Oppose the threat of US war on Syria

Speech on 5 September at a public meeting in Jadavpur University to oppose the threat of US war on Syria

Kunal Chattopadhyay


Thank you for inviting me to speak here today. And thank you all for being here. We are assembled here to protest the US intervention, or threat of that, in Syria. But let me put that in context. I will begin by reading out extracts from two very different write ups. The first is by a group of revolutionary organisations on the ground in Syria and nearby regions – Egypt, Lebanon, Morocco, etc. In a statement issued on 31st august, these comrades have said, among other things, the following:

Over 150 thousand were killed, hundreds of thousands injured and disabled, millions of people displaced inside and outside Syria. Cities, villages, and neighborhoods were destroyed fully or partially, using all sorts of weapons, including warplanes, scud missiles, bombs, and tanks, all paid for by the sweat and blood of the Syrian people. This was under the pretext of defending the homeland and achieving military balance with Israel (whose occupation of Syrian land is, in fact, being protected by the Syrian regime, which failed to reply to any of its continuing aggressions).

Yet, despite the enormous losses mentioned above, befalling all Syrians, and the calamity inflicted on them, no international organization or major country – or a lesser one – felt the need to provide practical solidarity or support the Syrians in their struggle for their most basic rights, human dignity, and social justice.

The only exception was some Gulf countries, more specifically Qatar and Saudi Arabia. However, their aim was to control the nature of the conflict and steer it in a sectarian direction, distorting the Syrian revolution and aiming to abort it, as a reflection of their deepest fear that the revolutionary flame will reach their shores. So they backed obscurantist takfiri groups, coming, for the most part, from the four corners of the world, to impose a grotesque vision for rule based on Islamic sharia.

OBJECTIVES:
- a) Can you retype the Syria speech from "Over 150 thousand" up to and including "its continuing aggressions)."?
- b) How would the Syria speech go on after its last sentence? Write the next part.

RECORD EXTRACTS:
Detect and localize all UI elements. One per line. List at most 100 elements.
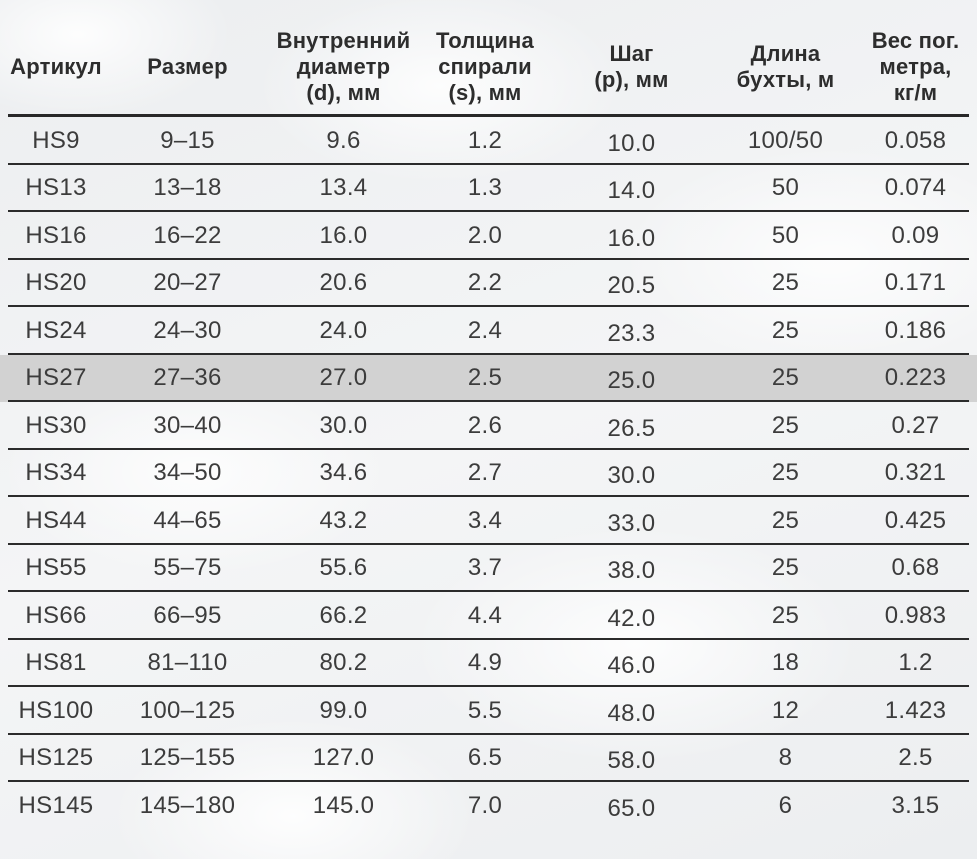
cell-article: HS125 bbox=[18, 744, 94, 772]
cell-coil-length: 18 bbox=[771, 649, 800, 677]
cell-coil-length: 100/50 bbox=[747, 126, 824, 154]
cell-coil-length: 8 bbox=[778, 744, 793, 772]
cell-weight-per-meter: 0.171 bbox=[884, 269, 947, 297]
cell-article: HS100 bbox=[18, 696, 94, 724]
cell-coil-length: 50 bbox=[771, 174, 800, 202]
cell-inner-diameter: 24.0 bbox=[319, 316, 368, 344]
cell-article: HS44 bbox=[25, 506, 87, 534]
cell-article: HS55 bbox=[25, 554, 87, 582]
cell-inner-diameter: 9.6 bbox=[326, 126, 361, 154]
cell-article: HS27 bbox=[25, 364, 87, 392]
cell-spiral-thickness: 2.6 bbox=[467, 411, 503, 439]
cell-spiral-thickness: 2.5 bbox=[467, 364, 503, 392]
cell-coil-length: 25 bbox=[771, 554, 800, 582]
cell-weight-per-meter: 0.983 bbox=[884, 601, 947, 629]
cell-article: HS34 bbox=[25, 459, 87, 487]
cell-weight-per-meter: 0.68 bbox=[891, 554, 940, 582]
cell-weight-per-meter: 0.223 bbox=[884, 364, 947, 392]
cell-spiral-thickness: 3.4 bbox=[467, 506, 503, 534]
column-header-spiral-thickness: Толщина спирали (s), мм bbox=[436, 27, 534, 105]
cell-pitch: 65.0 bbox=[607, 794, 656, 822]
cell-inner-diameter: 30.0 bbox=[319, 411, 368, 439]
cell-coil-length: 25 bbox=[771, 269, 800, 297]
cell-coil-length: 25 bbox=[771, 459, 800, 487]
cell-article: HS66 bbox=[25, 601, 87, 629]
cell-pitch: 14.0 bbox=[607, 177, 656, 205]
cell-size: 24–30 bbox=[153, 316, 222, 344]
table-row: HS24 24–30 24.0 2.4 23.3 25 0.186 bbox=[0, 307, 977, 355]
cell-size: 145–180 bbox=[139, 791, 236, 819]
cell-inner-diameter: 20.6 bbox=[319, 269, 368, 297]
cell-spiral-thickness: 3.7 bbox=[467, 554, 503, 582]
cell-inner-diameter: 145.0 bbox=[312, 791, 375, 819]
cell-spiral-thickness: 2.2 bbox=[467, 269, 503, 297]
cell-pitch: 23.3 bbox=[607, 319, 656, 347]
cell-spiral-thickness: 4.4 bbox=[467, 601, 503, 629]
cell-article: HS16 bbox=[25, 221, 87, 249]
cell-size: 44–65 bbox=[153, 506, 222, 534]
cell-size: 55–75 bbox=[153, 554, 222, 582]
cell-pitch: 25.0 bbox=[607, 367, 656, 395]
cell-article: HS81 bbox=[25, 649, 87, 677]
cell-weight-per-meter: 0.186 bbox=[884, 316, 947, 344]
cell-inner-diameter: 99.0 bbox=[319, 696, 368, 724]
cell-spiral-thickness: 2.0 bbox=[467, 221, 503, 249]
cell-size: 13–18 bbox=[153, 174, 222, 202]
cell-coil-length: 12 bbox=[771, 696, 800, 724]
cell-spiral-thickness: 6.5 bbox=[467, 744, 503, 772]
cell-inner-diameter: 16.0 bbox=[319, 221, 368, 249]
cell-pitch: 58.0 bbox=[607, 747, 656, 775]
table-row: HS125 125–155 127.0 6.5 58.0 8 2.5 bbox=[0, 735, 977, 783]
cell-pitch: 48.0 bbox=[607, 699, 656, 727]
table-row: HS55 55–75 55.6 3.7 38.0 25 0.68 bbox=[0, 545, 977, 593]
cell-article: HS9 bbox=[32, 126, 80, 154]
spec-table: Артикул Размер Внутренний диаметр (d), мм Т… bbox=[0, 27, 977, 830]
cell-pitch: 33.0 bbox=[607, 509, 656, 537]
cell-coil-length: 25 bbox=[771, 601, 800, 629]
cell-weight-per-meter: 2.5 bbox=[898, 744, 933, 772]
cell-pitch: 16.0 bbox=[607, 224, 656, 252]
cell-size: 81–110 bbox=[147, 649, 228, 677]
column-header-coil-length: Длина бухты, м bbox=[736, 40, 835, 92]
cell-size: 9–15 bbox=[160, 126, 215, 154]
cell-size: 27–36 bbox=[153, 364, 222, 392]
cell-spiral-thickness: 1.3 bbox=[467, 174, 503, 202]
table-row: HS145 145–180 145.0 7.0 65.0 6 3.15 bbox=[0, 782, 977, 830]
table-row: HS100 100–125 99.0 5.5 48.0 12 1.423 bbox=[0, 687, 977, 735]
cell-inner-diameter: 55.6 bbox=[319, 554, 368, 582]
cell-article: HS24 bbox=[25, 316, 87, 344]
cell-inner-diameter: 80.2 bbox=[319, 649, 368, 677]
cell-coil-length: 25 bbox=[771, 506, 800, 534]
cell-pitch: 26.5 bbox=[607, 414, 656, 442]
column-header-weight-per-meter: Вес пог. метра, кг/м bbox=[871, 27, 960, 105]
table-row: HS66 66–95 66.2 4.4 42.0 25 0.983 bbox=[0, 592, 977, 640]
cell-pitch: 20.5 bbox=[607, 272, 656, 300]
cell-weight-per-meter: 0.27 bbox=[891, 411, 940, 439]
cell-spiral-thickness: 1.2 bbox=[467, 126, 503, 154]
cell-inner-diameter: 34.6 bbox=[319, 459, 368, 487]
cell-weight-per-meter: 1.2 bbox=[898, 649, 933, 677]
cell-inner-diameter: 127.0 bbox=[312, 744, 375, 772]
cell-weight-per-meter: 0.058 bbox=[884, 126, 947, 154]
cell-size: 66–95 bbox=[153, 601, 222, 629]
cell-size: 16–22 bbox=[153, 221, 222, 249]
cell-pitch: 10.0 bbox=[607, 129, 656, 157]
table-row: HS44 44–65 43.2 3.4 33.0 25 0.425 bbox=[0, 497, 977, 545]
column-header-size: Размер bbox=[147, 53, 228, 79]
cell-weight-per-meter: 0.09 bbox=[891, 221, 940, 249]
cell-size: 34–50 bbox=[153, 459, 222, 487]
cell-pitch: 46.0 bbox=[607, 652, 656, 680]
cell-spiral-thickness: 7.0 bbox=[467, 791, 503, 819]
cell-article: HS20 bbox=[25, 269, 87, 297]
cell-size: 20–27 bbox=[153, 269, 222, 297]
column-header-inner-diameter: Внутренний диаметр (d), мм bbox=[276, 27, 411, 105]
cell-inner-diameter: 27.0 bbox=[319, 364, 368, 392]
cell-inner-diameter: 43.2 bbox=[319, 506, 368, 534]
cell-article: HS13 bbox=[25, 174, 87, 202]
table-row: HS16 16–22 16.0 2.0 16.0 50 0.09 bbox=[0, 212, 977, 260]
cell-spiral-thickness: 5.5 bbox=[467, 696, 503, 724]
table-row: HS81 81–110 80.2 4.9 46.0 18 1.2 bbox=[0, 640, 977, 688]
cell-size: 30–40 bbox=[153, 411, 222, 439]
column-header-article: Артикул bbox=[10, 53, 102, 79]
cell-coil-length: 50 bbox=[771, 221, 800, 249]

ANSWERS BELOW:
- a)
Over 150 thousand were killed, hundreds of thousands injured and disabled, millions of people displaced inside and outside Syria. Cities, villages, and neighborhoods were destroyed fully or partially, using all sorts of weapons, including warplanes, scud missiles, bombs, and tanks, all paid for by the sweat and blood of the Syrian people. This was under the pretext of defending the homeland and achieving military balance with Israel (whose occupation of Syrian land is, in fact, being protected by the Syrian regime, which failed to reply to any of its continuing aggressions).

- b)
They argue that:

This unfortunate situation has also struck a major section of the traditional Arab left with Stalinist roots, whether in Syria itself or in Lebanon, Egypt, and the rest of the Arab region – and worldwide – which is clearly biased towards the wretched alliance surrounding the Assad regime. The justification is that some see it as a "resilient" or even a "resistance" regime, despite its long history – throughout its existence in power – of protecting the Zionist occupation of the Golan Heights, its constant bloody repression of various groups resisting Israel, be it Palestinian or Lebanese (or Syrian), and remaining idle and subservient, since the October 1973 war, concerning Israel’s aggressions on Syrian territories. This bias will have serious ramifications on ordinary Syrians’ position regarding the left in general.

Exploding the myth of the role of the UN, they explain:

The United Nations and the Security Council, in particular, was unable to condemn the crimes of a regime, which the Syrian people rejected continuously and peacefully for more than seven months, while the bullets of the snipers and shabbiha took demonstrators one by one and day after day and while the most influential activists were being detained and subjected to the worst kinds of torture and elimination in the prisons and detention centers. All the while, the world remained completely silent and in a state of total negativity.

The other comment comes from one vijay Prashad. He of course has a special status. He is a leftist professor in a leading US University. Just as we salute if it is the US president but ignore if it is the president of Lebanon, so we pay extra obeisance to leftist academics of a certain type who warm chairs in the US. Mr. Prashad is one who sided with CPI(M) government when Tapasi Malik was raped and murdered, and claimed in an article in Counterpunch that this was a family affair. When two CPI(M) scum were convicted by the sessions court he did not tender any apology, of course.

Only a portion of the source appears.